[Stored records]
=====

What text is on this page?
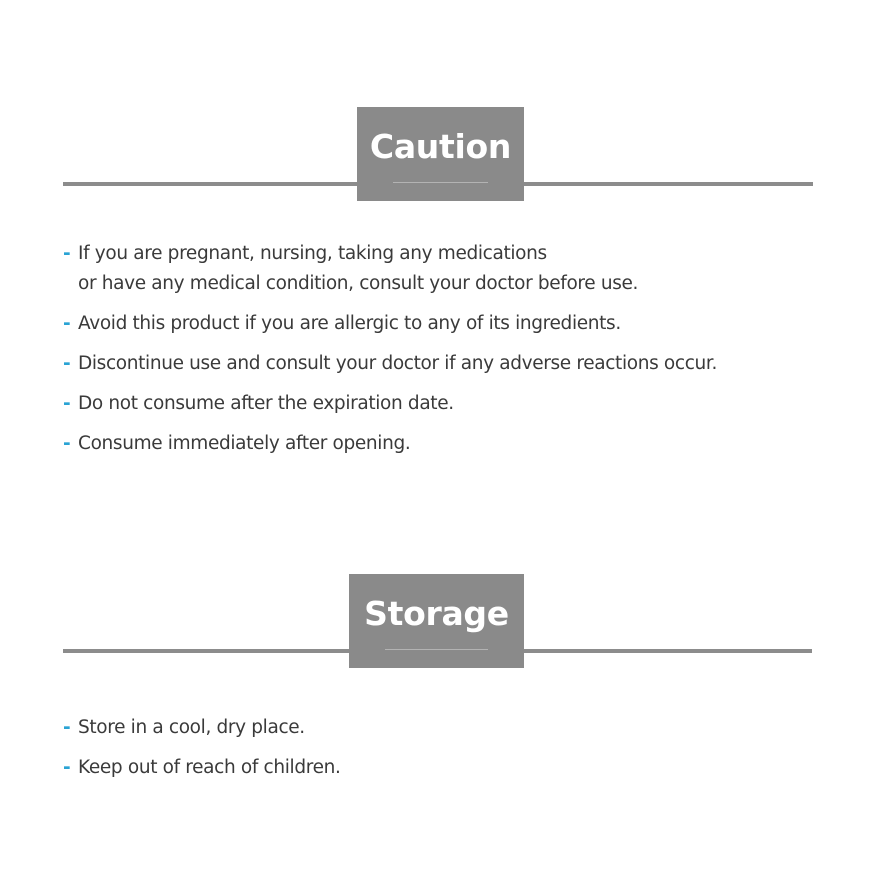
Caution
- If you are pregnant, nursing, taking any medications
or have any medical condition, consult your doctor before use.
- Avoid this product if you are allergic to any of its ingredients.
- Discontinue use and consult your doctor if any adverse reactions occur.
- Do not consume after the expiration date.
- Consume immediately after opening.
Storage
- Store in a cool, dry place.
- Keep out of reach of children.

=====

= Exercise directions =
Find the word "doctor" in the data and show each line that holds it.

= The result =
or have any medical condition, consult your doctor before use.
- Discontinue use and consult your doctor if any adverse reactions occur.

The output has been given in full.